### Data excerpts
^^^^^^^^
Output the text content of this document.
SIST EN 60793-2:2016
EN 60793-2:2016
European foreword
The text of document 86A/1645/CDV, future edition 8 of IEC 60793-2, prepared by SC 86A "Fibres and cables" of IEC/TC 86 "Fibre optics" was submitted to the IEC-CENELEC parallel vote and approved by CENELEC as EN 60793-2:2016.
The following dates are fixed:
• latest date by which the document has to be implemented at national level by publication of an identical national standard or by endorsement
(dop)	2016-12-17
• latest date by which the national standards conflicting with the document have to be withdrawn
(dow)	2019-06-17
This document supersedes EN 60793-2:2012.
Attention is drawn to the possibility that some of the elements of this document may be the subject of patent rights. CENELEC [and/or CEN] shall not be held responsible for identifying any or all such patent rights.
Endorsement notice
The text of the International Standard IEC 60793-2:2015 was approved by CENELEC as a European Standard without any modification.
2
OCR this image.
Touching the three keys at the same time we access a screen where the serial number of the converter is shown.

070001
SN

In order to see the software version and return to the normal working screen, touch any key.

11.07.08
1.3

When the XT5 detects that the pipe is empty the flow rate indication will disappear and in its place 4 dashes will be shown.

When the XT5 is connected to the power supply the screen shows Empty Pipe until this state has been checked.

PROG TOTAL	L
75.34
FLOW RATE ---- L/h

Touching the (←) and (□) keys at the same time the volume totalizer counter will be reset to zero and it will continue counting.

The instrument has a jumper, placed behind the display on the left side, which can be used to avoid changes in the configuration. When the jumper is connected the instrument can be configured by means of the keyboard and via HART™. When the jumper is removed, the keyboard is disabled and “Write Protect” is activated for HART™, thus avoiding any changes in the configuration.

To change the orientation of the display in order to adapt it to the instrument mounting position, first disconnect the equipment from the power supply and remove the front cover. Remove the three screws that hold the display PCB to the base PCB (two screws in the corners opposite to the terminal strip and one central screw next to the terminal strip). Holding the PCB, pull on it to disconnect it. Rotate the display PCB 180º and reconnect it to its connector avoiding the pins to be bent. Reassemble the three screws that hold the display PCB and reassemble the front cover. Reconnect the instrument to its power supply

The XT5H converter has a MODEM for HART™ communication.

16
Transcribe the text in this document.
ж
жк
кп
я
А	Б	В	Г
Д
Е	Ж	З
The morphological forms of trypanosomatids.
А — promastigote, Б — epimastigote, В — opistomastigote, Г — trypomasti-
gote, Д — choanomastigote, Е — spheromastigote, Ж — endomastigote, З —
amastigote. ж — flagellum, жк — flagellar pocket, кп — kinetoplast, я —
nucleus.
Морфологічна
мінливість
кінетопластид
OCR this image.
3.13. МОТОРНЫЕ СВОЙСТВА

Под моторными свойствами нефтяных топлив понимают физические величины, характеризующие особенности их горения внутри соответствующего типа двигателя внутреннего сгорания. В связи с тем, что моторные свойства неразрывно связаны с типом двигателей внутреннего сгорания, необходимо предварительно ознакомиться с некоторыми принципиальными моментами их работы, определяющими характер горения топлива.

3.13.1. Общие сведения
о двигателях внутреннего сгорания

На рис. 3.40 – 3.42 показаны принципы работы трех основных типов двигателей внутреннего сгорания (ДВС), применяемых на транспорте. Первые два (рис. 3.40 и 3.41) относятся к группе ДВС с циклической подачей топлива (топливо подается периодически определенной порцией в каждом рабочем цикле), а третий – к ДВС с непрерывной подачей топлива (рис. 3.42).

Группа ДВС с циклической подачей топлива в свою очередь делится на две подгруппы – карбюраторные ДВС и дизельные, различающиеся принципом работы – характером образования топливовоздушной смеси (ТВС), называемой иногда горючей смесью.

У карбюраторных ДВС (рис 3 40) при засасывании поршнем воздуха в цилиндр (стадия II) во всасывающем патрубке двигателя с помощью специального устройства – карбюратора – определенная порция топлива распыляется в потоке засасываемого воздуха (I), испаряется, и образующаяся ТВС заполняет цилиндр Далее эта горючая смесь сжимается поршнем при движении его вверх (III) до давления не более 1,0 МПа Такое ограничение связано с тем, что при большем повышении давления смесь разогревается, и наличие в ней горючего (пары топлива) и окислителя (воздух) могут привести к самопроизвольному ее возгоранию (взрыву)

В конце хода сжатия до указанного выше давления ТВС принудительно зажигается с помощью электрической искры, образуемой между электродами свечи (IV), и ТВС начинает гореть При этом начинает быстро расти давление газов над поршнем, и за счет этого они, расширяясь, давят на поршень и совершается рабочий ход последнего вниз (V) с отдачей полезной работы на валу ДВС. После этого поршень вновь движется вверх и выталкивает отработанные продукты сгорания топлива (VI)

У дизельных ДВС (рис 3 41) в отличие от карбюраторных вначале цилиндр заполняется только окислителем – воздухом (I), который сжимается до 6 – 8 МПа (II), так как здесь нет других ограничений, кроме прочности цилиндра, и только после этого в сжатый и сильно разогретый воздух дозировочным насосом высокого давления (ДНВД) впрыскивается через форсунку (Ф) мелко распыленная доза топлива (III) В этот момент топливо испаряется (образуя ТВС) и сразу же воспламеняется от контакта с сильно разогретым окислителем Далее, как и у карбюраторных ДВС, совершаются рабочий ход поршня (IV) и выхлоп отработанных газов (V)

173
^^^^^^^^
### Set exercise
Output the listing above exactly as it appears.

### Expected output
Output the text content of this document.
SIST EN 60793-2:2016
EN 60793-2:2016
European foreword
The text of document 86A/1645/CDV, future edition 8 of IEC 60793-2, prepared by SC 86A "Fibres and cables" of IEC/TC 86 "Fibre optics" was submitted to the IEC-CENELEC parallel vote and approved by CENELEC as EN 60793-2:2016.
The following dates are fixed:
• latest date by which the document has to be implemented at national level by publication of an identical national standard or by endorsement
(dop)	2016-12-17
• latest date by which the national standards conflicting with the document have to be withdrawn
(dow)	2019-06-17
This document supersedes EN 60793-2:2012.
Attention is drawn to the possibility that some of the elements of this document may be the subject of patent rights. CENELEC [and/or CEN] shall not be held responsible for identifying any or all such patent rights.
Endorsement notice
The text of the International Standard IEC 60793-2:2015 was approved by CENELEC as a European Standard without any modification.
2
OCR this image.
Touching the three keys at the same time we access a screen where the serial number of the converter is shown.

070001
SN

In order to see the software version and return to the normal working screen, touch any key.

11.07.08
1.3

When the XT5 detects that the pipe is empty the flow rate indication will disappear and in its place 4 dashes will be shown.

When the XT5 is connected to the power supply the screen shows Empty Pipe until this state has been checked.

PROG TOTAL	L
75.34
FLOW RATE ---- L/h

Touching the (←) and (□) keys at the same time the volume totalizer counter will be reset to zero and it will continue counting.

The instrument has a jumper, placed behind the display on the left side, which can be used to avoid changes in the configuration. When the jumper is connected the instrument can be configured by means of the keyboard and via HART™. When the jumper is removed, the keyboard is disabled and “Write Protect” is activated for HART™, thus avoiding any changes in the configuration.

To change the orientation of the display in order to adapt it to the instrument mounting position, first disconnect the equipment from the power supply and remove the front cover. Remove the three screws that hold the display PCB to the base PCB (two screws in the corners opposite to the terminal strip and one central screw next to the terminal strip). Holding the PCB, pull on it to disconnect it. Rotate the display PCB 180º and reconnect it to its connector avoiding the pins to be bent. Reassemble the three screws that hold the display PCB and reassemble the front cover. Reconnect the instrument to its power supply

The XT5H converter has a MODEM for HART™ communication.

16
Transcribe the text in this document.
ж
жк
кп
я
А	Б	В	Г
Д
Е	Ж	З
The morphological forms of trypanosomatids.
А — promastigote, Б — epimastigote, В — opistomastigote, Г — trypomasti-
gote, Д — choanomastigote, Е — spheromastigote, Ж — endomastigote, З —
amastigote. ж — flagellum, жк — flagellar pocket, кп — kinetoplast, я —
nucleus.
Морфологічна
мінливість
кінетопластид
OCR this image.
3.13. МОТОРНЫЕ СВОЙСТВА

Под моторными свойствами нефтяных топлив понимают физические величины, характеризующие особенности их горения внутри соответствующего типа двигателя внутреннего сгорания. В связи с тем, что моторные свойства неразрывно связаны с типом двигателей внутреннего сгорания, необходимо предварительно ознакомиться с некоторыми принципиальными моментами их работы, определяющими характер горения топлива.

3.13.1. Общие сведения
о двигателях внутреннего сгорания

На рис. 3.40 – 3.42 показаны принципы работы трех основных типов двигателей внутреннего сгорания (ДВС), применяемых на транспорте. Первые два (рис. 3.40 и 3.41) относятся к группе ДВС с циклической подачей топлива (топливо подается периодически определенной порцией в каждом рабочем цикле), а третий – к ДВС с непрерывной подачей топлива (рис. 3.42).

Группа ДВС с циклической подачей топлива в свою очередь делится на две подгруппы – карбюраторные ДВС и дизельные, различающиеся принципом работы – характером образования топливовоздушной смеси (ТВС), называемой иногда горючей смесью.

У карбюраторных ДВС (рис 3 40) при засасывании поршнем воздуха в цилиндр (стадия II) во всасывающем патрубке двигателя с помощью специального устройства – карбюратора – определенная порция топлива распыляется в потоке засасываемого воздуха (I), испаряется, и образующаяся ТВС заполняет цилиндр Далее эта горючая смесь сжимается поршнем при движении его вверх (III) до давления не более 1,0 МПа Такое ограничение связано с тем, что при большем повышении давления смесь разогревается, и наличие в ней горючего (пары топлива) и окислителя (воздух) могут привести к самопроизвольному ее возгоранию (взрыву)

В конце хода сжатия до указанного выше давления ТВС принудительно зажигается с помощью электрической искры, образуемой между электродами свечи (IV), и ТВС начинает гореть При этом начинает быстро расти давление газов над поршнем, и за счет этого они, расширяясь, давят на поршень и совершается рабочий ход последнего вниз (V) с отдачей полезной работы на валу ДВС. После этого поршень вновь движется вверх и выталкивает отработанные продукты сгорания топлива (VI)

У дизельных ДВС (рис 3 41) в отличие от карбюраторных вначале цилиндр заполняется только окислителем – воздухом (I), который сжимается до 6 – 8 МПа (II), так как здесь нет других ограничений, кроме прочности цилиндра, и только после этого в сжатый и сильно разогретый воздух дозировочным насосом высокого давления (ДНВД) впрыскивается через форсунку (Ф) мелко распыленная доза топлива (III) В этот момент топливо испаряется (образуя ТВС) и сразу же воспламеняется от контакта с сильно разогретым окислителем Далее, как и у карбюраторных ДВС, совершаются рабочий ход поршня (IV) и выхлоп отработанных газов (V)

173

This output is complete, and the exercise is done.